* start *

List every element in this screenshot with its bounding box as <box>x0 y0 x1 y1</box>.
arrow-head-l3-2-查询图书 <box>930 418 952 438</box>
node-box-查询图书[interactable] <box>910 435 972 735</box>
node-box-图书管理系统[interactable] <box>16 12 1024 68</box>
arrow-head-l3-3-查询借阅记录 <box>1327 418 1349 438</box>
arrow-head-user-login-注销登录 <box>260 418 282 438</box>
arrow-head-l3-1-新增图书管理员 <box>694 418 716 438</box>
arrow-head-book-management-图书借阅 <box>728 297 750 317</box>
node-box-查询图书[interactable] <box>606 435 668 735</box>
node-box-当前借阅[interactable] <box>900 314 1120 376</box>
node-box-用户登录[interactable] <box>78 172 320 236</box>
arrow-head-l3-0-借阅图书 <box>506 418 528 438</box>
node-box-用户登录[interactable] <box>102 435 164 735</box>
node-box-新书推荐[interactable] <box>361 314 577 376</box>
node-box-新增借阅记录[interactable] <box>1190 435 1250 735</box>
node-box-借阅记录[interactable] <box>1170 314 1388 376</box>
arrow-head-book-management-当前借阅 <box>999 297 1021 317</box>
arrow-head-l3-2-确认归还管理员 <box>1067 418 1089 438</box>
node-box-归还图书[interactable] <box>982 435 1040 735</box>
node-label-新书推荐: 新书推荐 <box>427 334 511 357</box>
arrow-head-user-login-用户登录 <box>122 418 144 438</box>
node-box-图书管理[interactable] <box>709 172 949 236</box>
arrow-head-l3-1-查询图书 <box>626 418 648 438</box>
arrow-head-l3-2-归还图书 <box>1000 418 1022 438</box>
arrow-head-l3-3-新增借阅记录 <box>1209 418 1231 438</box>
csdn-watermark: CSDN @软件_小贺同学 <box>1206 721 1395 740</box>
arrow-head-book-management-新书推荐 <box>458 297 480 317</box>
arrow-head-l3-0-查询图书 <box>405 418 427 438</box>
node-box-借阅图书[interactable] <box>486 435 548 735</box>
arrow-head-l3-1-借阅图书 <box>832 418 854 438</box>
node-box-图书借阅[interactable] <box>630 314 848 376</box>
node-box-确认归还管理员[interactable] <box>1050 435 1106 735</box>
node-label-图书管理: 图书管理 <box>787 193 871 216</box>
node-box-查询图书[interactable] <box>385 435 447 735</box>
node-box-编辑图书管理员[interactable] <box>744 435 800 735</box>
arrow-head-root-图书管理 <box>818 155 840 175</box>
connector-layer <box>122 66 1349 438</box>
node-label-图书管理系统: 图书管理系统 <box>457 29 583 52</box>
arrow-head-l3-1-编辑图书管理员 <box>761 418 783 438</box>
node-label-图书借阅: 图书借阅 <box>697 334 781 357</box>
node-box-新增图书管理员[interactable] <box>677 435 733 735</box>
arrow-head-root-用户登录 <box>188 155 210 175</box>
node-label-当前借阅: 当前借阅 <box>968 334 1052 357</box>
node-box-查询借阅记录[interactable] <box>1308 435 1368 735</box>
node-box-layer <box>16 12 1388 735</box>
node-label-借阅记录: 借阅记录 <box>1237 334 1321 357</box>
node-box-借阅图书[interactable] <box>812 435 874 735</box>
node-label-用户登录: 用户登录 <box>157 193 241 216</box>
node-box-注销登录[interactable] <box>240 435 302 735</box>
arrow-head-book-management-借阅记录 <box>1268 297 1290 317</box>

* end *

Problem to solve:
Rewrite every line of the data above as a numbered list, omitting any blank lines.

Expected answer:
1. List every element in this screenshot with its bounding box as <box>x0 y0 x1 y1</box>.
2. arrow-head-l3-2-查询图书 <box>930 418 952 438</box>
3. node-box-查询图书[interactable] <box>910 435 972 735</box>
4. node-box-图书管理系统[interactable] <box>16 12 1024 68</box>
5. arrow-head-l3-3-查询借阅记录 <box>1327 418 1349 438</box>
6. arrow-head-user-login-注销登录 <box>260 418 282 438</box>
7. arrow-head-l3-1-新增图书管理员 <box>694 418 716 438</box>
8. arrow-head-book-management-图书借阅 <box>728 297 750 317</box>
9. node-box-查询图书[interactable] <box>606 435 668 735</box>
10. node-box-当前借阅[interactable] <box>900 314 1120 376</box>
11. node-box-用户登录[interactable] <box>78 172 320 236</box>
12. arrow-head-l3-0-借阅图书 <box>506 418 528 438</box>
13. node-box-用户登录[interactable] <box>102 435 164 735</box>
14. node-box-新书推荐[interactable] <box>361 314 577 376</box>
15. node-box-新增借阅记录[interactable] <box>1190 435 1250 735</box>
16. node-box-借阅记录[interactable] <box>1170 314 1388 376</box>
17. arrow-head-book-management-当前借阅 <box>999 297 1021 317</box>
18. arrow-head-l3-2-确认归还管理员 <box>1067 418 1089 438</box>
19. node-box-归还图书[interactable] <box>982 435 1040 735</box>
20. node-label-新书推荐: 新书推荐 <box>427 334 511 357</box>
21. arrow-head-user-login-用户登录 <box>122 418 144 438</box>
22. node-box-图书管理[interactable] <box>709 172 949 236</box>
23. arrow-head-l3-1-查询图书 <box>626 418 648 438</box>
24. arrow-head-l3-2-归还图书 <box>1000 418 1022 438</box>
25. arrow-head-l3-3-新增借阅记录 <box>1209 418 1231 438</box>
26. csdn-watermark: CSDN @软件_小贺同学 <box>1206 721 1395 740</box>
27. arrow-head-book-management-新书推荐 <box>458 297 480 317</box>
28. arrow-head-l3-0-查询图书 <box>405 418 427 438</box>
29. node-box-借阅图书[interactable] <box>486 435 548 735</box>
30. arrow-head-l3-1-借阅图书 <box>832 418 854 438</box>
31. node-box-图书借阅[interactable] <box>630 314 848 376</box>
32. node-box-确认归还管理员[interactable] <box>1050 435 1106 735</box>
33. node-label-图书管理: 图书管理 <box>787 193 871 216</box>
34. node-box-查询图书[interactable] <box>385 435 447 735</box>
35. node-box-编辑图书管理员[interactable] <box>744 435 800 735</box>
36. arrow-head-root-图书管理 <box>818 155 840 175</box>
37. connector-layer <box>122 66 1349 438</box>
38. node-label-图书管理系统: 图书管理系统 <box>457 29 583 52</box>
39. arrow-head-l3-1-编辑图书管理员 <box>761 418 783 438</box>
40. node-label-图书借阅: 图书借阅 <box>697 334 781 357</box>
41. node-box-新增图书管理员[interactable] <box>677 435 733 735</box>
42. arrow-head-root-用户登录 <box>188 155 210 175</box>
43. node-label-当前借阅: 当前借阅 <box>968 334 1052 357</box>
44. node-box-查询借阅记录[interactable] <box>1308 435 1368 735</box>
45. node-box-layer <box>16 12 1388 735</box>
46. node-label-借阅记录: 借阅记录 <box>1237 334 1321 357</box>
47. node-box-借阅图书[interactable] <box>812 435 874 735</box>
48. node-label-用户登录: 用户登录 <box>157 193 241 216</box>
49. node-box-注销登录[interactable] <box>240 435 302 735</box>
50. arrow-head-book-management-借阅记录 <box>1268 297 1290 317</box>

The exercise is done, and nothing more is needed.